DATA FOR ANALYSIS:
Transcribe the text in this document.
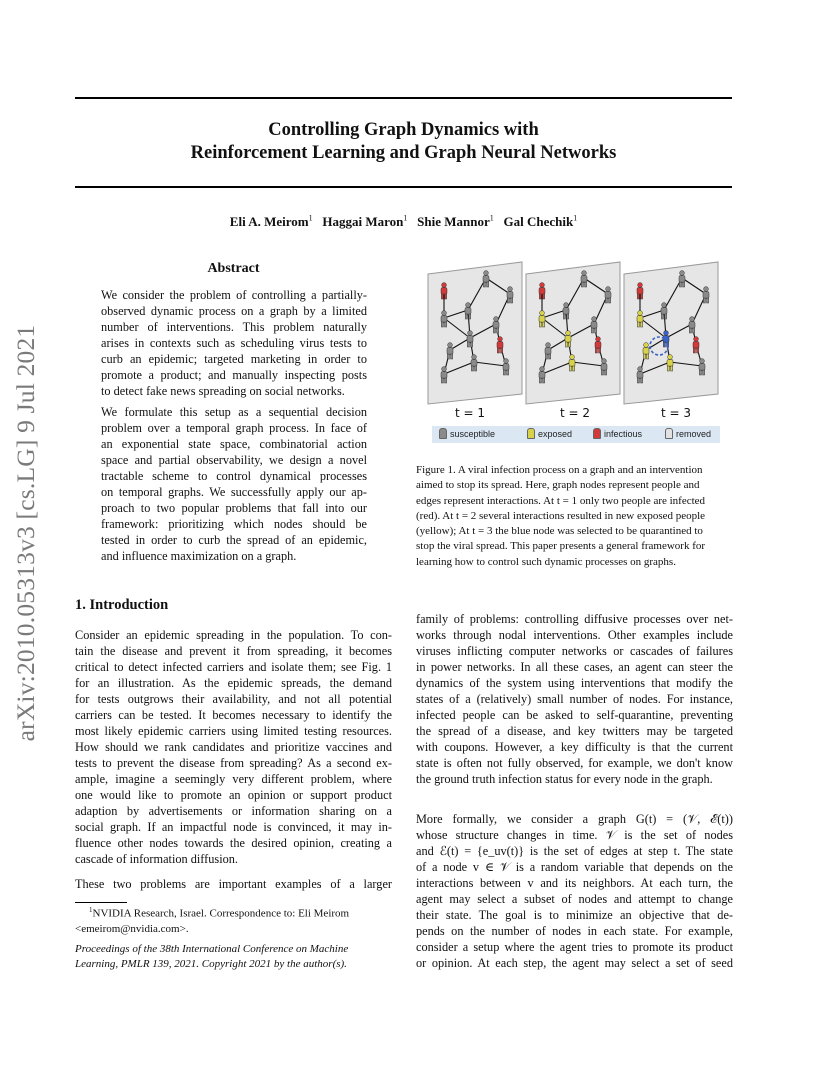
Controlling Graph Dynamics with
Reinforcement Learning and Graph Neural Networks
Eli A. Meirom$^1$ Haggai Maron$^1$ Shie Mannor$^1$ Gal Chechik$^1$
arXiv:2010.05313v3 [cs.LG] 9 Jul 2021
Abstract
We consider the problem of controlling a partially-
observed dynamic process on a graph by a limited
number of interventions. This problem naturally
arises in contexts such as scheduling virus tests to
curb an epidemic; targeted marketing in order to
promote a product; and manually inspecting posts
to detect fake news spreading on social networks.
We formulate this setup as a sequential decision
problem over a temporal graph process. In face of
an exponential state space, combinatorial action
space and partial observability, we design a novel
tractable scheme to control dynamical processes
on temporal graphs. We successfully apply our ap-
proach to two popular problems that fall into our
framework: prioritizing which nodes should be
tested in order to curb the spread of an epidemic,
and influence maximization on a graph.
t = 1	t = 2	t = 3
susceptible	exposed	infectious	removed
Figure 1. A viral infection process on a graph and an intervention
aimed to stop its spread. Here, graph nodes represent people and
edges represent interactions. At t = 1 only two people are infected
(red). At t = 2 several interactions resulted in new exposed people
(yellow); At t = 3 the blue node was selected to be quarantined to
stop the viral spread. This paper presents a general framework for
learning how to control such dynamic processes on graphs.
1. Introduction
Consider an epidemic spreading in the population. To con-
tain the disease and prevent it from spreading, it becomes
critical to detect infected carriers and isolate them; see Fig. 1
for an illustration. As the epidemic spreads, the demand
for tests outgrows their availability, and not all potential
carriers can be tested. It becomes necessary to identify the
most likely epidemic carriers using limited testing resources.
How should we rank candidates and prioritize vaccines and
tests to prevent the disease from spreading? As a second ex-
ample, imagine a seemingly very different problem, where
one would like to promote an opinion or support product
adaption by advertisements or information sharing on a
social graph. If an impactful node is convinced, it may in-
fluence other nodes towards the desired opinion, creating a
cascade of information diffusion.
These two problems are important examples of a larger
$^1$NVIDIA Research, Israel. Correspondence to: Eli Meirom
<emeirom@nvidia.com>.
Proceedings of the 38th International Conference on Machine
Learning, PMLR 139, 2021. Copyright 2021 by the author(s).
family of problems: controlling diffusive processes over net-
works through nodal interventions. Other examples include
viruses inflicting computer networks or cascades of failures
in power networks. In all these cases, an agent can steer the
dynamics of the system using interventions that modify the
states of a (relatively) small number of nodes. For instance,
infected people can be asked to self-quarantine, preventing
the spread of a disease, and key twitters may be targeted
with coupons. However, a key difficulty is that the current
state is often not fully observed, for example, we don't know
the ground truth infection status for every node in the graph.
More formally, we consider a graph G(t) = (𝒱, ℰ(t))
whose structure changes in time. 𝒱 is the set of nodes
and ℰ(t) = {e_uv(t)} is the set of edges at step t. The state
of a node v ∈ 𝒱 is a random variable that depends on the
interactions between v and its neighbors. At each turn, the
agent may select a subset of nodes and attempt to change
their state. The goal is to minimize an objective that de-
pends on the number of nodes in each state. For example,
consider a setup where the agent tries to promote its product
or opinion. At each step, the agent may select a set of seed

WHAT THE EXERCISE ASKS: All lines that hold the word "where" should be copied from the data.

OUTPUT OF THE TASK:
ample, imagine a seemingly very different problem, where
consider a setup where the agent tries to promote its product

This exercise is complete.